Dataset items
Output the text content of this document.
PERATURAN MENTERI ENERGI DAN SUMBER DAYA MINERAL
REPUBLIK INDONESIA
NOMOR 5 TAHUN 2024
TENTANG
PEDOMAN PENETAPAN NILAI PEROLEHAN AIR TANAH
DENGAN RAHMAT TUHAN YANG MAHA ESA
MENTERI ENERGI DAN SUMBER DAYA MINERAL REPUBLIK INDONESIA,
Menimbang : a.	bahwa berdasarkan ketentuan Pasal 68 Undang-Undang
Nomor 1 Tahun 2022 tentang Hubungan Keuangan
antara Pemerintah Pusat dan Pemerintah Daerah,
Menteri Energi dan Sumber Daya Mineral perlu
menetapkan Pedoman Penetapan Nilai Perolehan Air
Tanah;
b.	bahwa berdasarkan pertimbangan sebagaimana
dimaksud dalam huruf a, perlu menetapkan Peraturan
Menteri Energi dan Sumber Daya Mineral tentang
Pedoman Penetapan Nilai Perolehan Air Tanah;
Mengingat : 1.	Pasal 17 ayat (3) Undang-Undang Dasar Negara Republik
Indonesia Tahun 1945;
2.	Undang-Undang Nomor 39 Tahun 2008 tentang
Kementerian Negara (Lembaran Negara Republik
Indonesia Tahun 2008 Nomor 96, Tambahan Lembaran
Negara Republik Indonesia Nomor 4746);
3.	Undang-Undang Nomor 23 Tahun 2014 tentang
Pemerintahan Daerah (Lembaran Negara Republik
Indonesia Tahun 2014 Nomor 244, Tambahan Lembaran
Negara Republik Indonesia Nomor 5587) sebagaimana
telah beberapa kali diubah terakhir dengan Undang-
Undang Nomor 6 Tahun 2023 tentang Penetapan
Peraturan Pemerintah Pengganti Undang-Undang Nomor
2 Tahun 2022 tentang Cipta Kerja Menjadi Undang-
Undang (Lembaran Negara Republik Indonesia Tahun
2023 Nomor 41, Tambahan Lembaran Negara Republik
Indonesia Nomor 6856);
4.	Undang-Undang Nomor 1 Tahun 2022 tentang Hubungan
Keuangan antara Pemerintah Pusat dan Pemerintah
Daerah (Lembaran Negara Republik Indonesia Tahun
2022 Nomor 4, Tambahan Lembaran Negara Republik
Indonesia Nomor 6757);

---

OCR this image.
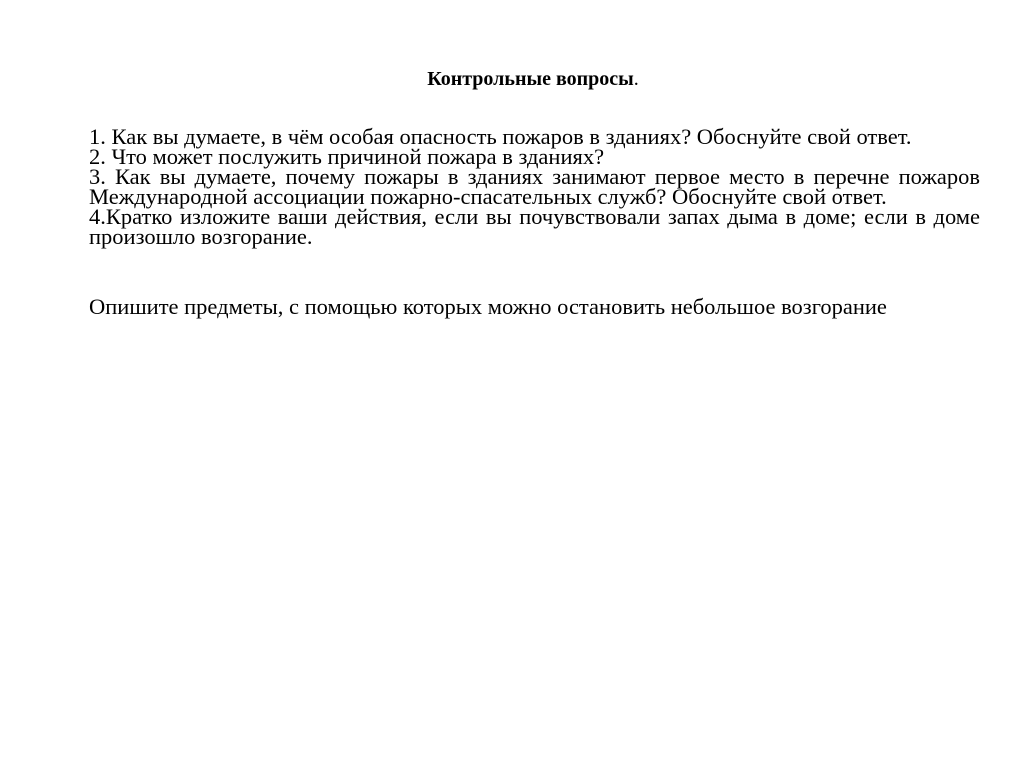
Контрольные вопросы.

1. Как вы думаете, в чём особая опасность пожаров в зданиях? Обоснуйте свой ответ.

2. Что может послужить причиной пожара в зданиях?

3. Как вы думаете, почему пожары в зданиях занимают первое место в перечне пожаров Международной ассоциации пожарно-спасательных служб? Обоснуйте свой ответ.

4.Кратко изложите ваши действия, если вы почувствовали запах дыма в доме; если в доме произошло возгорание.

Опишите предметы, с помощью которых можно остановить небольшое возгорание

==

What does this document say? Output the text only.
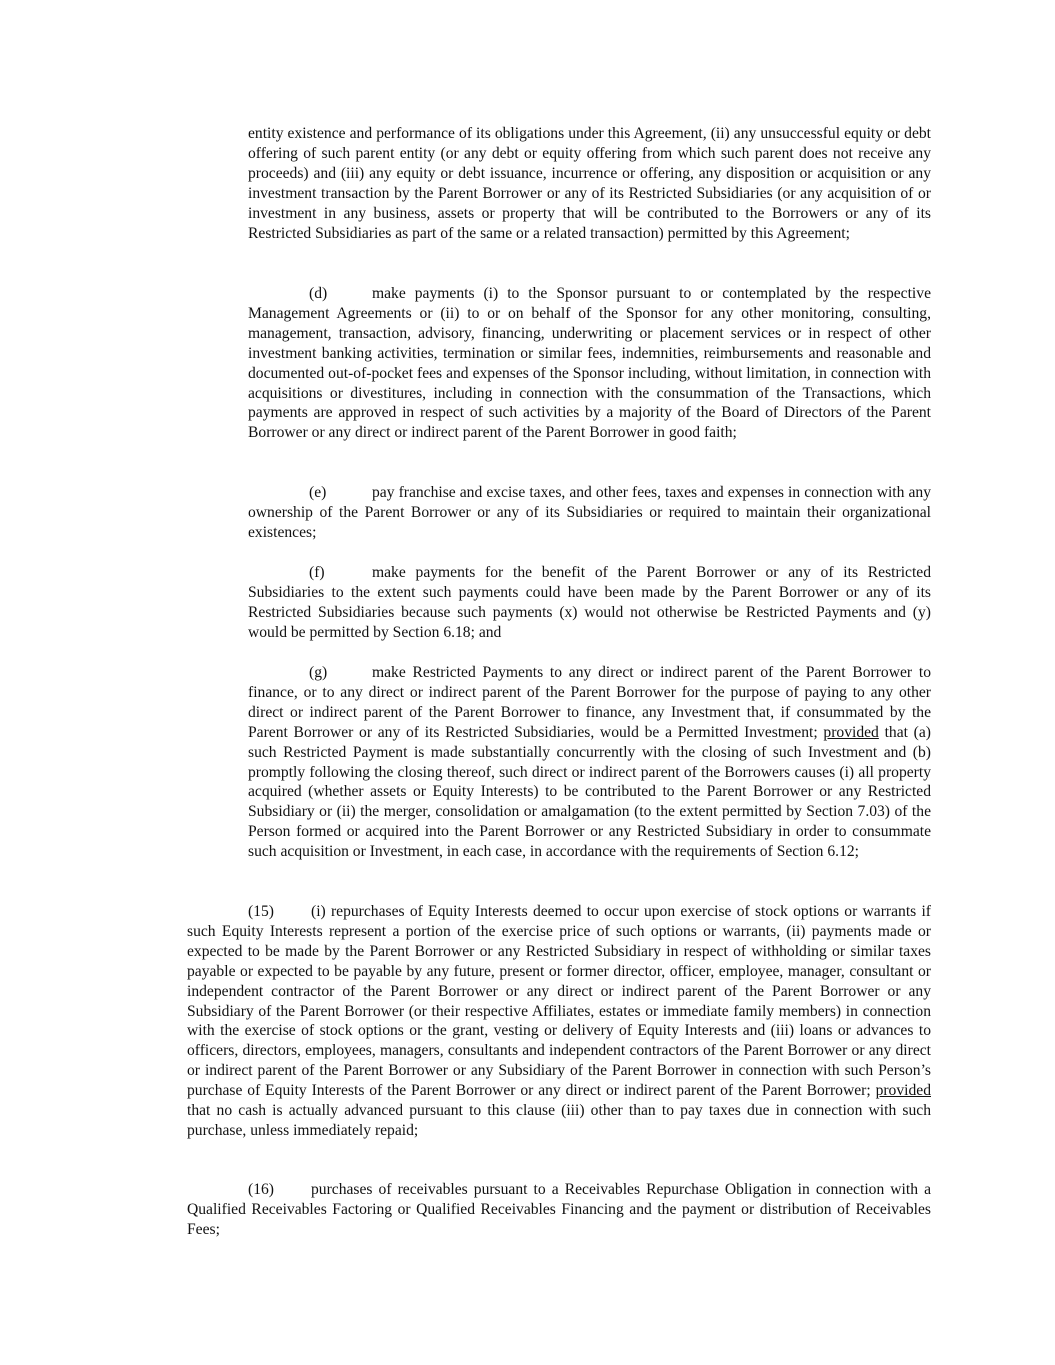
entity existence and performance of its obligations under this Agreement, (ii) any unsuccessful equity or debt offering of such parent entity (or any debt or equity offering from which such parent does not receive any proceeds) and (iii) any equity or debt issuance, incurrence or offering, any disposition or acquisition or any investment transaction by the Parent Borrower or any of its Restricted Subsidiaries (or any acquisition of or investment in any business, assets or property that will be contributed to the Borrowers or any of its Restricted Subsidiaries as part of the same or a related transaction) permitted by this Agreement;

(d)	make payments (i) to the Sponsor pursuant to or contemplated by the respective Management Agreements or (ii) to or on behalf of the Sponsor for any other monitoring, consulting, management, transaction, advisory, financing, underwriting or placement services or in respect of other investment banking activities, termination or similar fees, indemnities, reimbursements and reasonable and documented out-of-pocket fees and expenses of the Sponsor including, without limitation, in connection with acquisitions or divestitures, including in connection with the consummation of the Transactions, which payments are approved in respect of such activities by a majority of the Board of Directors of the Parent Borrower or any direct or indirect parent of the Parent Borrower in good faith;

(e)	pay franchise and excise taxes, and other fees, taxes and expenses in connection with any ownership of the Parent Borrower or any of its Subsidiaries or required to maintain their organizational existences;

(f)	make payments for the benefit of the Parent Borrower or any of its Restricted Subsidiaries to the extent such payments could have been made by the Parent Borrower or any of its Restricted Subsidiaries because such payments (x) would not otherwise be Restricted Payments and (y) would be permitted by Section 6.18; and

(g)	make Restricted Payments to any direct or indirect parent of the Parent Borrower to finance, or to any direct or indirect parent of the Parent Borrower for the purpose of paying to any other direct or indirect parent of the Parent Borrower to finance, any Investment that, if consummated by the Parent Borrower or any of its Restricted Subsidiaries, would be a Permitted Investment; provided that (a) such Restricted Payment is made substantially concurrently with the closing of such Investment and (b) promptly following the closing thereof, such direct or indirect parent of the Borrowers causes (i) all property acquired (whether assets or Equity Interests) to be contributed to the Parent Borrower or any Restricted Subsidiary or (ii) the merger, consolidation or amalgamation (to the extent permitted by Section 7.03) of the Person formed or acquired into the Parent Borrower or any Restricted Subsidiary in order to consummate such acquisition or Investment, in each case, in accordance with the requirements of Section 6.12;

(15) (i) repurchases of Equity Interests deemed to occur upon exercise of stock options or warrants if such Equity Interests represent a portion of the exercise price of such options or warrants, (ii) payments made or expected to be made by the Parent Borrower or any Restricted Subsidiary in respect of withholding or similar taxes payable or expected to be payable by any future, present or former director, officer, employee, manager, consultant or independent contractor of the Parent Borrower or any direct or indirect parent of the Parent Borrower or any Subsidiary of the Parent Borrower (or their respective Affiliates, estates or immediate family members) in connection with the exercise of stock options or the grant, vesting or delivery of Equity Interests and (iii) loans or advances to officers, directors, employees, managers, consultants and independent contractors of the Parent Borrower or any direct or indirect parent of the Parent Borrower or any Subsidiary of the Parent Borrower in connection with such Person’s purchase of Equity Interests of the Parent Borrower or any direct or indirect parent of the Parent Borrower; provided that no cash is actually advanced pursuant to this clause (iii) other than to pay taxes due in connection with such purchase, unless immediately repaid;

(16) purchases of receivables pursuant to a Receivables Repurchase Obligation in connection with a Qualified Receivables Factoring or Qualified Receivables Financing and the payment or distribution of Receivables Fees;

● EXERCISE DETAILS: List all lines where "пожаров" occurs.

● THE RESPONSE:
1. Как вы думаете, в чём особая опасность пожаров в зданиях? Обоснуйте свой ответ.
3. Как вы думаете, почему пожары в зданиях занимают первое место в перечне пожаров Международной ассоциации пожарно-спасательных служб? Обоснуйте свой ответ.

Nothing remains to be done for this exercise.